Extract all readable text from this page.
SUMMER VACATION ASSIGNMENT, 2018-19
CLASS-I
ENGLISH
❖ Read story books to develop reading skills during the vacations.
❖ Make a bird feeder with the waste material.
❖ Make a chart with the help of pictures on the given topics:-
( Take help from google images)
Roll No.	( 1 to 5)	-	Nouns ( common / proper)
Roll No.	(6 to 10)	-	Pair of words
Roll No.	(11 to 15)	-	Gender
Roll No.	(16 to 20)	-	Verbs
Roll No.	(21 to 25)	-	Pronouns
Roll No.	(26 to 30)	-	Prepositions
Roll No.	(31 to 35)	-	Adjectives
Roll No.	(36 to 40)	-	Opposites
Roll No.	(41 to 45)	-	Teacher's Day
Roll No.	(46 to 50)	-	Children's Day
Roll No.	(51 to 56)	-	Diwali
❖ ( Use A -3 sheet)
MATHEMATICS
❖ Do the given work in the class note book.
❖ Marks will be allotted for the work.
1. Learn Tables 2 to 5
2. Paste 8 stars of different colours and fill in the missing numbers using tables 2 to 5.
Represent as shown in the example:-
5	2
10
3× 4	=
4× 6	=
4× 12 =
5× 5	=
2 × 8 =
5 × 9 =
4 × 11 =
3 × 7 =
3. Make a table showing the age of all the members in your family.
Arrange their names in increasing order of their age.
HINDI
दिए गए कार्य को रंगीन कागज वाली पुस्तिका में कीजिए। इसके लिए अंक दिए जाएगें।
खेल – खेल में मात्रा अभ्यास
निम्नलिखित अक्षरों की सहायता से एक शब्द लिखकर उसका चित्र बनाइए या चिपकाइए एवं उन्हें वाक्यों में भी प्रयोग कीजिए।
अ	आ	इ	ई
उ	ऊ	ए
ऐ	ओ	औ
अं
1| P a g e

■ ■ ■ ■

[TASK INSTRUCTIONS]
Each line of the listing above should be output exactly.

[WRITTEN RESPONSE]
Extract all readable text from this page.
SUMMER VACATION ASSIGNMENT, 2018-19
CLASS-I
ENGLISH
❖ Read story books to develop reading skills during the vacations.
❖ Make a bird feeder with the waste material.
❖ Make a chart with the help of pictures on the given topics:-
( Take help from google images)
Roll No.	( 1 to 5)	-	Nouns ( common / proper)
Roll No.	(6 to 10)	-	Pair of words
Roll No.	(11 to 15)	-	Gender
Roll No.	(16 to 20)	-	Verbs
Roll No.	(21 to 25)	-	Pronouns
Roll No.	(26 to 30)	-	Prepositions
Roll No.	(31 to 35)	-	Adjectives
Roll No.	(36 to 40)	-	Opposites
Roll No.	(41 to 45)	-	Teacher's Day
Roll No.	(46 to 50)	-	Children's Day
Roll No.	(51 to 56)	-	Diwali
❖ ( Use A -3 sheet)
MATHEMATICS
❖ Do the given work in the class note book.
❖ Marks will be allotted for the work.
1. Learn Tables 2 to 5
2. Paste 8 stars of different colours and fill in the missing numbers using tables 2 to 5.
Represent as shown in the example:-
5	2
10
3× 4	=
4× 6	=
4× 12 =
5× 5	=
2 × 8 =
5 × 9 =
4 × 11 =
3 × 7 =
3. Make a table showing the age of all the members in your family.
Arrange their names in increasing order of their age.
HINDI
दिए गए कार्य को रंगीन कागज वाली पुस्तिका में कीजिए। इसके लिए अंक दिए जाएगें।
खेल – खेल में मात्रा अभ्यास
निम्नलिखित अक्षरों की सहायता से एक शब्द लिखकर उसका चित्र बनाइए या चिपकाइए एवं उन्हें वाक्यों में भी प्रयोग कीजिए।
अ	आ	इ	ई
उ	ऊ	ए
ऐ	ओ	औ
अं
1| P a g e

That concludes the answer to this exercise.